Data records
===============

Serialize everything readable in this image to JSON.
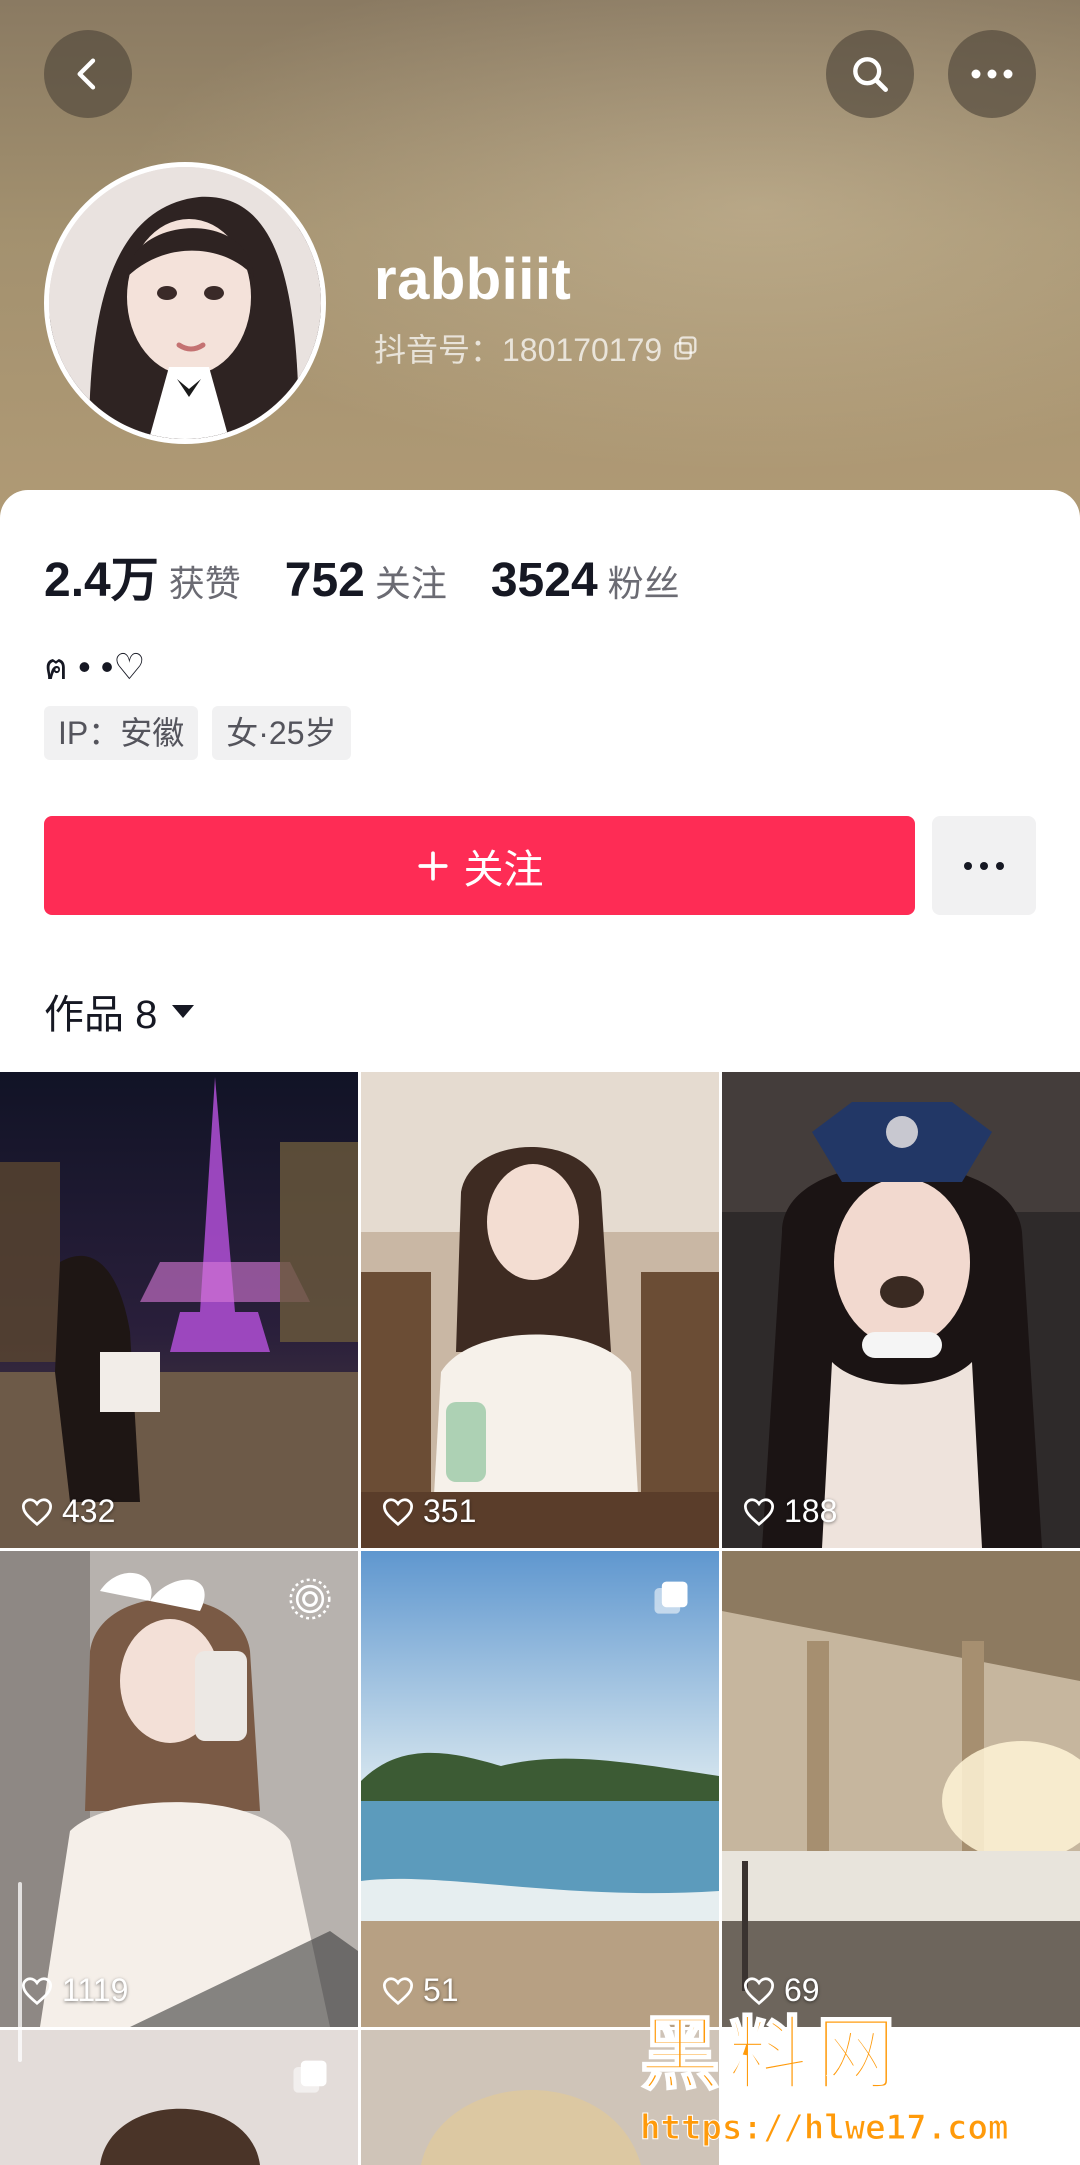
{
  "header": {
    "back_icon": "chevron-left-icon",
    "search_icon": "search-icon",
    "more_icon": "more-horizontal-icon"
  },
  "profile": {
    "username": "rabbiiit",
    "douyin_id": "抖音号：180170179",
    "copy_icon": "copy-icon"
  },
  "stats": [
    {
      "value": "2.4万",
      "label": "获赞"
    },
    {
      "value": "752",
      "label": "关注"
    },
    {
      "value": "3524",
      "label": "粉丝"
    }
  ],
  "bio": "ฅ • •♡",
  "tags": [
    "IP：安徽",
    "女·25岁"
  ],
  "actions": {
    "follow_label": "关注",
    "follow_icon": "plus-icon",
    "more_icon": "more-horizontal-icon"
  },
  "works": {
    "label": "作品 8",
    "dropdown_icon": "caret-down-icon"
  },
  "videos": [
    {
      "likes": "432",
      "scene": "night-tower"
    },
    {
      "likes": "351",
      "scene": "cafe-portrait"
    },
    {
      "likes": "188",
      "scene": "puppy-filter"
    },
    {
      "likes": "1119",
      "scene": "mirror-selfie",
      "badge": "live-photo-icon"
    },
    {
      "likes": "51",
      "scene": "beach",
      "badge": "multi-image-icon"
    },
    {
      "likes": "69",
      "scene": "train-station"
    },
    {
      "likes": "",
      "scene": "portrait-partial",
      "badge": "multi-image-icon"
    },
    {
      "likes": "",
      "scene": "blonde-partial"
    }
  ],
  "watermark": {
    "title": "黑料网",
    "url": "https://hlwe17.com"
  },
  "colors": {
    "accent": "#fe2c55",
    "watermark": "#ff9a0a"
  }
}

===============

:: Exercise requirements ::
From start to finish, output the listing exactly, but omit its pictures.

:: Result ::
Serialize everything readable in this image to JSON.
{
  "header": {
    "back_icon": "chevron-left-icon",
    "search_icon": "search-icon",
    "more_icon": "more-horizontal-icon"
  },
  "profile": {
    "username": "rabbiiit",
    "douyin_id": "抖音号：180170179",
    "copy_icon": "copy-icon"
  },
  "stats": [
    {
      "value": "2.4万",
      "label": "获赞"
    },
    {
      "value": "752",
      "label": "关注"
    },
    {
      "value": "3524",
      "label": "粉丝"
    }
  ],
  "bio": "ฅ • •♡",
  "tags": [
    "IP：安徽",
    "女·25岁"
  ],
  "actions": {
    "follow_label": "关注",
    "follow_icon": "plus-icon",
    "more_icon": "more-horizontal-icon"
  },
  "works": {
    "label": "作品 8",
    "dropdown_icon": "caret-down-icon"
  },
  "videos": [
    {
      "likes": "432",
      "scene": "night-tower"
    },
    {
      "likes": "351",
      "scene": "cafe-portrait"
    },
    {
      "likes": "188",
      "scene": "puppy-filter"
    },
    {
      "likes": "1119",
      "scene": "mirror-selfie",
      "badge": "live-photo-icon"
    },
    {
      "likes": "51",
      "scene": "beach",
      "badge": "multi-image-icon"
    },
    {
      "likes": "69",
      "scene": "train-station"
    },
    {
      "likes": "",
      "scene": "portrait-partial",
      "badge": "multi-image-icon"
    },
    {
      "likes": "",
      "scene": "blonde-partial"
    }
  ],
  "watermark": {
    "title": "黑料网",
    "url": "https://hlwe17.com"
  },
  "colors": {
    "accent": "#fe2c55",
    "watermark": "#ff9a0a"
  }
}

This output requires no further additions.